Short exercise
Separate out the lines that hold "Number".

____ Task inputs

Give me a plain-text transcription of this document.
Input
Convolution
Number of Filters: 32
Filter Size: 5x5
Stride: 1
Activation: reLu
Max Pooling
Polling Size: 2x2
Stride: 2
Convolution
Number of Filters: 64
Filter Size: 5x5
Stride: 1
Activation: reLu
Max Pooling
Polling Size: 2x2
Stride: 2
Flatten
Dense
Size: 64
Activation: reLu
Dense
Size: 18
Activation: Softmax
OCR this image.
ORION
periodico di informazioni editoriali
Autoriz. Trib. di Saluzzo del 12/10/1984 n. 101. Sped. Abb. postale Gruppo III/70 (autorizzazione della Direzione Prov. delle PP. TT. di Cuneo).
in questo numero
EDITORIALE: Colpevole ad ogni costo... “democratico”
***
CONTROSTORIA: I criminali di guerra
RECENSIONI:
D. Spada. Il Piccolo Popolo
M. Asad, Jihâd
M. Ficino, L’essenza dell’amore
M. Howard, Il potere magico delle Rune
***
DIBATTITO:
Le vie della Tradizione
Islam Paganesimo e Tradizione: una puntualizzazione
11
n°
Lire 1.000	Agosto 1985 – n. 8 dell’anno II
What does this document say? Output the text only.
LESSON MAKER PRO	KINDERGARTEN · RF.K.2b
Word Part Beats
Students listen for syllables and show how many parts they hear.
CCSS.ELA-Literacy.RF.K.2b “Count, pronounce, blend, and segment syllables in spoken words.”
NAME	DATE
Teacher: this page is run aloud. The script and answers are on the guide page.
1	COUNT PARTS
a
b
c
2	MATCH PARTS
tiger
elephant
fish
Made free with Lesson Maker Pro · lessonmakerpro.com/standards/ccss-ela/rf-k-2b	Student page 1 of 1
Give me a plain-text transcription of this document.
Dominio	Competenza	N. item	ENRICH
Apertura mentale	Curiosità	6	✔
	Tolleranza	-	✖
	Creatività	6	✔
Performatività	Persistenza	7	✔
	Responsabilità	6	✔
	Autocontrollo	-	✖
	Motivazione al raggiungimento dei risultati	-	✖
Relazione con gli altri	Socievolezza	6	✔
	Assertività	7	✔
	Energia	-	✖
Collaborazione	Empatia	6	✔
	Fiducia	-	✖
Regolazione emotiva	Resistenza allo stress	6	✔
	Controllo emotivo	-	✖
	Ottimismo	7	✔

________

Solution to this task
Number of Filters: 32
Number of Filters: 64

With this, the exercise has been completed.